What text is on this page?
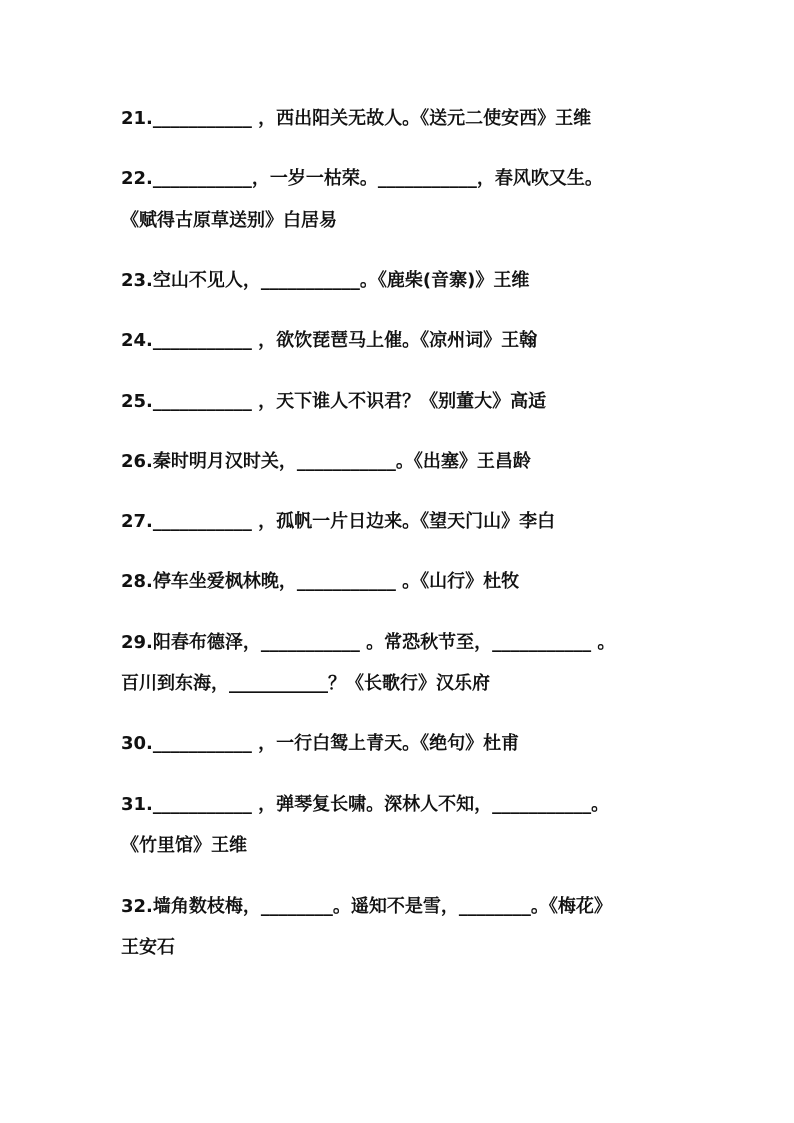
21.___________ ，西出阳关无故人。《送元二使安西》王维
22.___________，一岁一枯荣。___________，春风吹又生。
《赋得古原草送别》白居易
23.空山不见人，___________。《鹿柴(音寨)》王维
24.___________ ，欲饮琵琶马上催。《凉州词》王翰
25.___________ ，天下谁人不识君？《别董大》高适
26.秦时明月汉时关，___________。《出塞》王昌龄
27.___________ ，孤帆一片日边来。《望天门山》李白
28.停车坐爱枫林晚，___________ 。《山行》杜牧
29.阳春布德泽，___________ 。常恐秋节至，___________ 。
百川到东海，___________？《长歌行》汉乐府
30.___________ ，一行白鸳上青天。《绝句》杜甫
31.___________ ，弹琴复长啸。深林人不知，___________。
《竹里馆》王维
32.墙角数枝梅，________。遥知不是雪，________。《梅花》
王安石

________________________

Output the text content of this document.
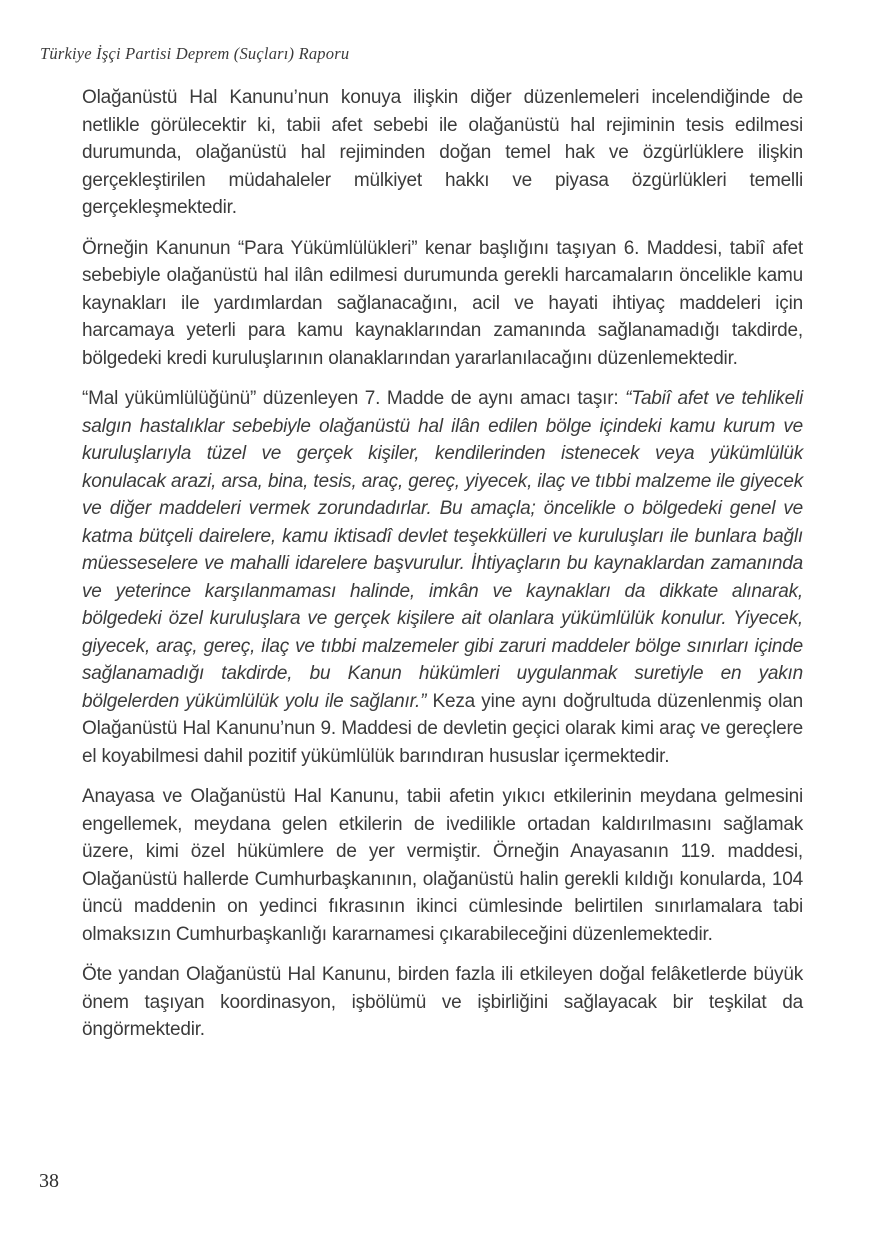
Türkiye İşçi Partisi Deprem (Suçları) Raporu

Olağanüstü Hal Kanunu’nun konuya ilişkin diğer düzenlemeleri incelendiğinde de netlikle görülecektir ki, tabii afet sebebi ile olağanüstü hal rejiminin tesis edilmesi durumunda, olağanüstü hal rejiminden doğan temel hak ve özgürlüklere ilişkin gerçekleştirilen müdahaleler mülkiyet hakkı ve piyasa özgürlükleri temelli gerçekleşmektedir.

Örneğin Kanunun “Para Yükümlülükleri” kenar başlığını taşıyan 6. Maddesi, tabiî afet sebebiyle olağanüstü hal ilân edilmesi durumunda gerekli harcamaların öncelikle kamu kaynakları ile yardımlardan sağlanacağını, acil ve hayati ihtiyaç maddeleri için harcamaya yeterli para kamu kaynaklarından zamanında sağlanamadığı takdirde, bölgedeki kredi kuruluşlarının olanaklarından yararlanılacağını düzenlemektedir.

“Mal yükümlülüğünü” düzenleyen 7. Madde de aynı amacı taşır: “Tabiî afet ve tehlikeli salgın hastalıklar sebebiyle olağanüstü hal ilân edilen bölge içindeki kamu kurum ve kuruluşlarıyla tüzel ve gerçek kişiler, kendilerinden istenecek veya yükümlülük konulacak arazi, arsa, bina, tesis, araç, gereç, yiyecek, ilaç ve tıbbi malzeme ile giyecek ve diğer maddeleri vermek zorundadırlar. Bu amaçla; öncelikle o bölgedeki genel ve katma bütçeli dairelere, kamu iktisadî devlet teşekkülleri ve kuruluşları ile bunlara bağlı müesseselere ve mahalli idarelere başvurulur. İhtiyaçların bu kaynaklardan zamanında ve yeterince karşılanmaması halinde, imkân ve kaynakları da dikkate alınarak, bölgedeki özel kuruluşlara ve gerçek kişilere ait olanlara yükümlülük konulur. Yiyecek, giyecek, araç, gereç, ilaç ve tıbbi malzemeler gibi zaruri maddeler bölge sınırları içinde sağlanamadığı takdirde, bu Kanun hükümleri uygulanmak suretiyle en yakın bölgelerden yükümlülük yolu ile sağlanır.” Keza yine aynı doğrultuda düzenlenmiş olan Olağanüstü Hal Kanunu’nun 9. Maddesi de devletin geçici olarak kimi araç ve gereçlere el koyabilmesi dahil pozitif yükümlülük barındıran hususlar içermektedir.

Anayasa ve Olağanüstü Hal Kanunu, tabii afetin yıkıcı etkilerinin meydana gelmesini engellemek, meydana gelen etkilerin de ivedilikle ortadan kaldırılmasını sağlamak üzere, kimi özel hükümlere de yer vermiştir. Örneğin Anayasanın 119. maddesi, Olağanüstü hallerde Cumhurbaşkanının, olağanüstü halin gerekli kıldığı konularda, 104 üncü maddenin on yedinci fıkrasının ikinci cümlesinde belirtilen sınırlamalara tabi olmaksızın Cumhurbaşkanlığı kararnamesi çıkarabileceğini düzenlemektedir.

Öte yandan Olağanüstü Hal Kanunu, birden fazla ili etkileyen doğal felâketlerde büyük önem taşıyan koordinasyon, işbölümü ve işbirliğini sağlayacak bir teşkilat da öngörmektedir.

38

________________________

--- WHAT THE TASK REQUIRES ---
Exactly how many lines in the data above contain the word "kimi"? Respond with the number and nothing more.

--- ANSWER FOR THIS EXERCISE ---
2